● GOAL
Return the whole listing, line for line, without the pictures in it.

▽

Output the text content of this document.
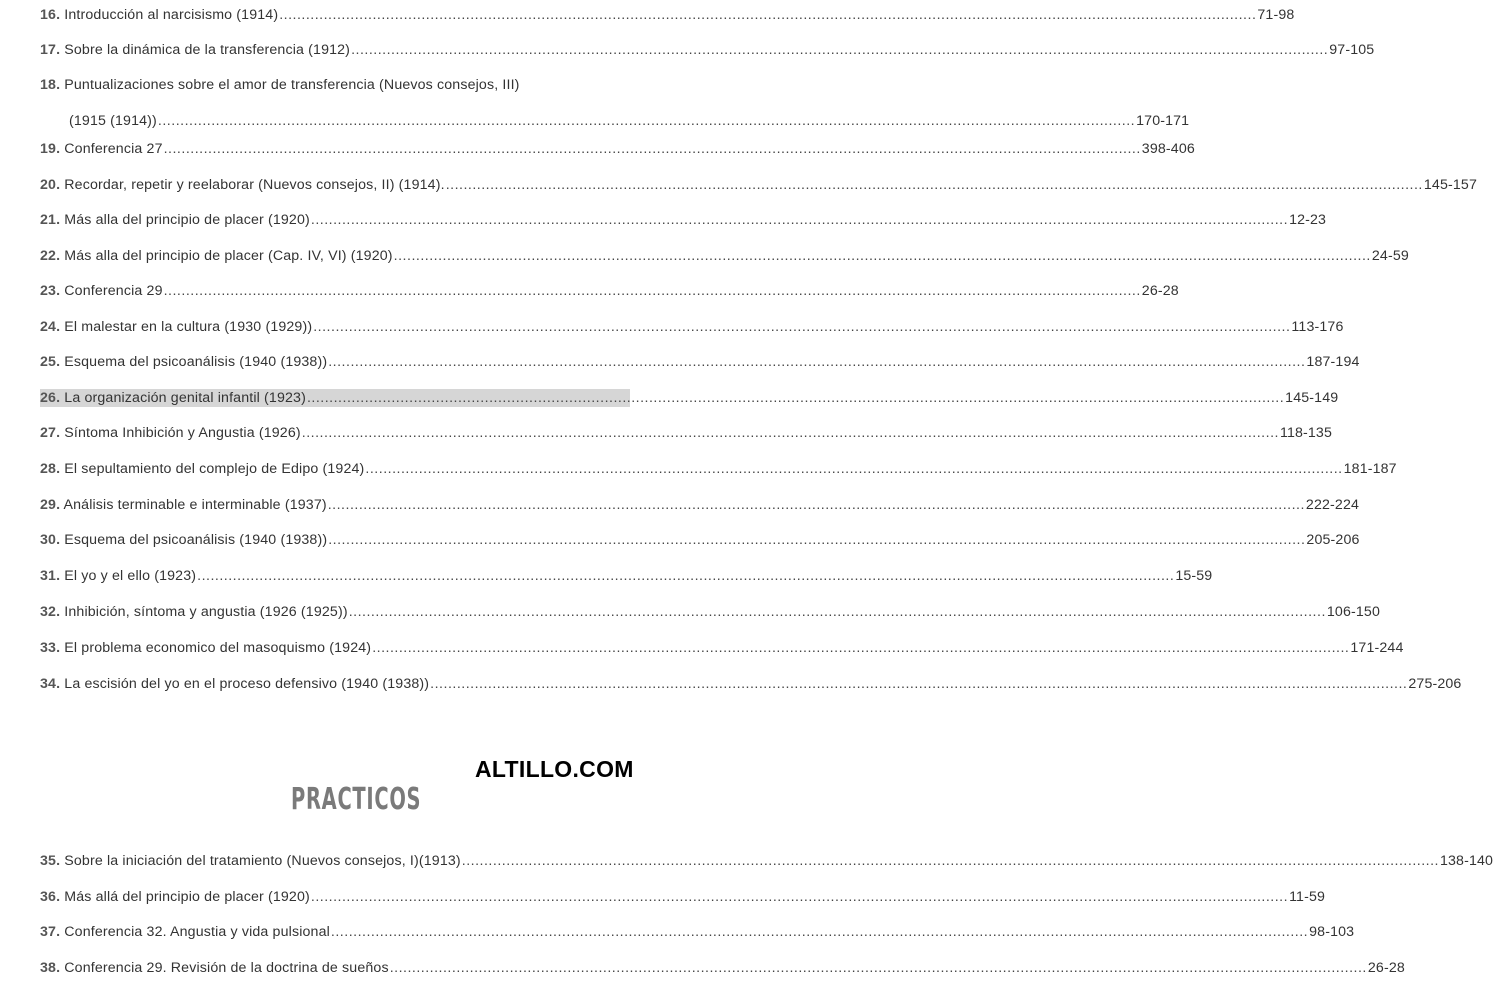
16. Introducción al narcisismo (1914) ............................................................................................................................................................................................................................ 71-98
17. Sobre la dinámica de la transferencia (1912) ............................................................................................................................................................................................................................ 97-105
18. Puntualizaciones sobre el amor de transferencia (Nuevos consejos, III)
(1915 (1914)) ............................................................................................................................................................................................................................ 170-171
19. Conferencia 27 ............................................................................................................................................................................................................................ 398-406
20. Recordar, repetir y reelaborar (Nuevos consejos, II) (1914). ............................................................................................................................................................................................................................ 145-157
21. Más alla del principio de placer (1920) ............................................................................................................................................................................................................................ 12-23
22. Más alla del principio de placer (Cap. IV, VI) (1920) ............................................................................................................................................................................................................................ 24-59
23. Conferencia 29 ............................................................................................................................................................................................................................ 26-28
24. El malestar en la cultura (1930 (1929)) ............................................................................................................................................................................................................................ 113-176
25. Esquema del psicoanálisis (1940 (1938)) ............................................................................................................................................................................................................................ 187-194
26. La organización genital infantil (1923) ............................................................................................................................................................................................................................ 145-149
27. Síntoma Inhibición y Angustia (1926) ............................................................................................................................................................................................................................ 118-135
28. El sepultamiento del complejo de Edipo (1924) ............................................................................................................................................................................................................................ 181-187
29. Análisis terminable e interminable (1937) ............................................................................................................................................................................................................................ 222-224
30. Esquema del psicoanálisis (1940 (1938)) ............................................................................................................................................................................................................................ 205-206
31. El yo y el ello (1923) ............................................................................................................................................................................................................................ 15-59
32. Inhibición, síntoma y angustia (1926 (1925)) ............................................................................................................................................................................................................................ 106-150
33. El problema economico del masoquismo (1924) ............................................................................................................................................................................................................................ 171-244
34. La escisión del yo en el proceso defensivo (1940 (1938)) ............................................................................................................................................................................................................................ 275-206
ALTILLO.COM
PRACTICOS
35. Sobre la iniciación del tratamiento (Nuevos consejos, I)(1913) ............................................................................................................................................................................................................................ 138-140
36. Más allá del principio de placer (1920) ............................................................................................................................................................................................................................ 11-59
37. Conferencia 32. Angustia y vida pulsional ............................................................................................................................................................................................................................ 98-103
38. Conferencia 29. Revisión de la doctrina de sueños ............................................................................................................................................................................................................................ 26-28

△

● CORRECT ANSWER
Output the text content of this document.
16. Introducción al narcisismo (1914) ............................................................................................................................................................................................................................ 71-98
17. Sobre la dinámica de la transferencia (1912) ............................................................................................................................................................................................................................ 97-105
18. Puntualizaciones sobre el amor de transferencia (Nuevos consejos, III)
(1915 (1914)) ............................................................................................................................................................................................................................ 170-171
19. Conferencia 27 ............................................................................................................................................................................................................................ 398-406
20. Recordar, repetir y reelaborar (Nuevos consejos, II) (1914). ............................................................................................................................................................................................................................ 145-157
21. Más alla del principio de placer (1920) ............................................................................................................................................................................................................................ 12-23
22. Más alla del principio de placer (Cap. IV, VI) (1920) ............................................................................................................................................................................................................................ 24-59
23. Conferencia 29 ............................................................................................................................................................................................................................ 26-28
24. El malestar en la cultura (1930 (1929)) ............................................................................................................................................................................................................................ 113-176
25. Esquema del psicoanálisis (1940 (1938)) ............................................................................................................................................................................................................................ 187-194
26. La organización genital infantil (1923) ............................................................................................................................................................................................................................ 145-149
27. Síntoma Inhibición y Angustia (1926) ............................................................................................................................................................................................................................ 118-135
28. El sepultamiento del complejo de Edipo (1924) ............................................................................................................................................................................................................................ 181-187
29. Análisis terminable e interminable (1937) ............................................................................................................................................................................................................................ 222-224
30. Esquema del psicoanálisis (1940 (1938)) ............................................................................................................................................................................................................................ 205-206
31. El yo y el ello (1923) ............................................................................................................................................................................................................................ 15-59
32. Inhibición, síntoma y angustia (1926 (1925)) ............................................................................................................................................................................................................................ 106-150
33. El problema economico del masoquismo (1924) ............................................................................................................................................................................................................................ 171-244
34. La escisión del yo en el proceso defensivo (1940 (1938)) ............................................................................................................................................................................................................................ 275-206
ALTILLO.COM
PRACTICOS
35. Sobre la iniciación del tratamiento (Nuevos consejos, I)(1913) ............................................................................................................................................................................................................................ 138-140
36. Más allá del principio de placer (1920) ............................................................................................................................................................................................................................ 11-59
37. Conferencia 32. Angustia y vida pulsional ............................................................................................................................................................................................................................ 98-103
38. Conferencia 29. Revisión de la doctrina de sueños ............................................................................................................................................................................................................................ 26-28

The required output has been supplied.